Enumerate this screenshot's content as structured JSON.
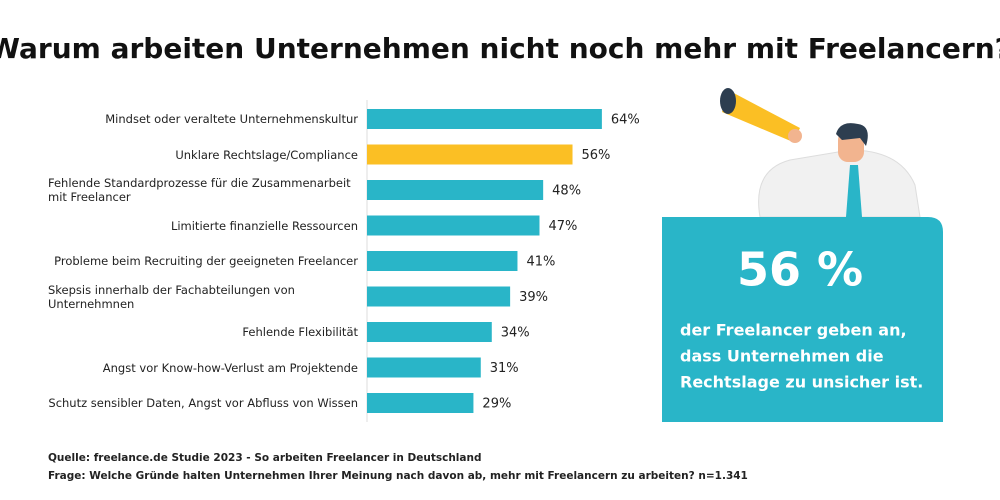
{
  "chart_data": {
    "type": "bar",
    "orientation": "horizontal",
    "title": "Warum arbeiten Unternehmen nicht noch mehr mit Freelancern?",
    "categories": [
      "Mindset oder veraltete Unternehmenskultur",
      "Unklare Rechtslage/Compliance",
      "Fehlende Standardprozesse für die Zusammenarbeit mit Freelancer",
      "Limitierte finanzielle Ressourcen",
      "Probleme beim Recruiting der geeigneten Freelancer",
      "Skepsis innerhalb der Fachabteilungen von Unternehmnen",
      "Fehlende Flexibilität",
      "Angst vor Know-how-Verlust am Projektende",
      "Schutz sensibler Daten, Angst vor Abfluss von Wissen"
    ],
    "values": [
      64,
      56,
      48,
      47,
      41,
      39,
      34,
      31,
      29
    ],
    "value_labels": [
      "64%",
      "56%",
      "48%",
      "47%",
      "41%",
      "39%",
      "34%",
      "31%",
      "29%"
    ],
    "colors": [
      "#29b5c8",
      "#fbbf24",
      "#29b5c8",
      "#29b5c8",
      "#29b5c8",
      "#29b5c8",
      "#29b5c8",
      "#29b5c8",
      "#29b5c8"
    ],
    "xlim": [
      0,
      100
    ],
    "callout": {
      "headline": "56 %",
      "lines": [
        "der Freelancer geben an,",
        "dass Unternehmen die",
        "Rechtslage zu unsicher ist."
      ]
    },
    "source": "Quelle: freelance.de Studie 2023 - So arbeiten Freelancer in Deutschland",
    "note": "Frage: Welche Gründe halten Unternehmen Ihrer Meinung nach davon ab, mehr mit Freelancern zu arbeiten? n=1.341"
  }
}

***

GIVEN PROBLEM
Your copy should repeat each entry above exactly but contain no pictures.

ANSWER BELOW
Enumerate this screenshot's content as structured JSON.
{
  "chart_data": {
    "type": "bar",
    "orientation": "horizontal",
    "title": "Warum arbeiten Unternehmen nicht noch mehr mit Freelancern?",
    "categories": [
      "Mindset oder veraltete Unternehmenskultur",
      "Unklare Rechtslage/Compliance",
      "Fehlende Standardprozesse für die Zusammenarbeit mit Freelancer",
      "Limitierte finanzielle Ressourcen",
      "Probleme beim Recruiting der geeigneten Freelancer",
      "Skepsis innerhalb der Fachabteilungen von Unternehmnen",
      "Fehlende Flexibilität",
      "Angst vor Know-how-Verlust am Projektende",
      "Schutz sensibler Daten, Angst vor Abfluss von Wissen"
    ],
    "values": [
      64,
      56,
      48,
      47,
      41,
      39,
      34,
      31,
      29
    ],
    "value_labels": [
      "64%",
      "56%",
      "48%",
      "47%",
      "41%",
      "39%",
      "34%",
      "31%",
      "29%"
    ],
    "colors": [
      "#29b5c8",
      "#fbbf24",
      "#29b5c8",
      "#29b5c8",
      "#29b5c8",
      "#29b5c8",
      "#29b5c8",
      "#29b5c8",
      "#29b5c8"
    ],
    "xlim": [
      0,
      100
    ],
    "callout": {
      "headline": "56 %",
      "lines": [
        "der Freelancer geben an,",
        "dass Unternehmen die",
        "Rechtslage zu unsicher ist."
      ]
    },
    "source": "Quelle: freelance.de Studie 2023 - So arbeiten Freelancer in Deutschland",
    "note": "Frage: Welche Gründe halten Unternehmen Ihrer Meinung nach davon ab, mehr mit Freelancern zu arbeiten? n=1.341"
  }
}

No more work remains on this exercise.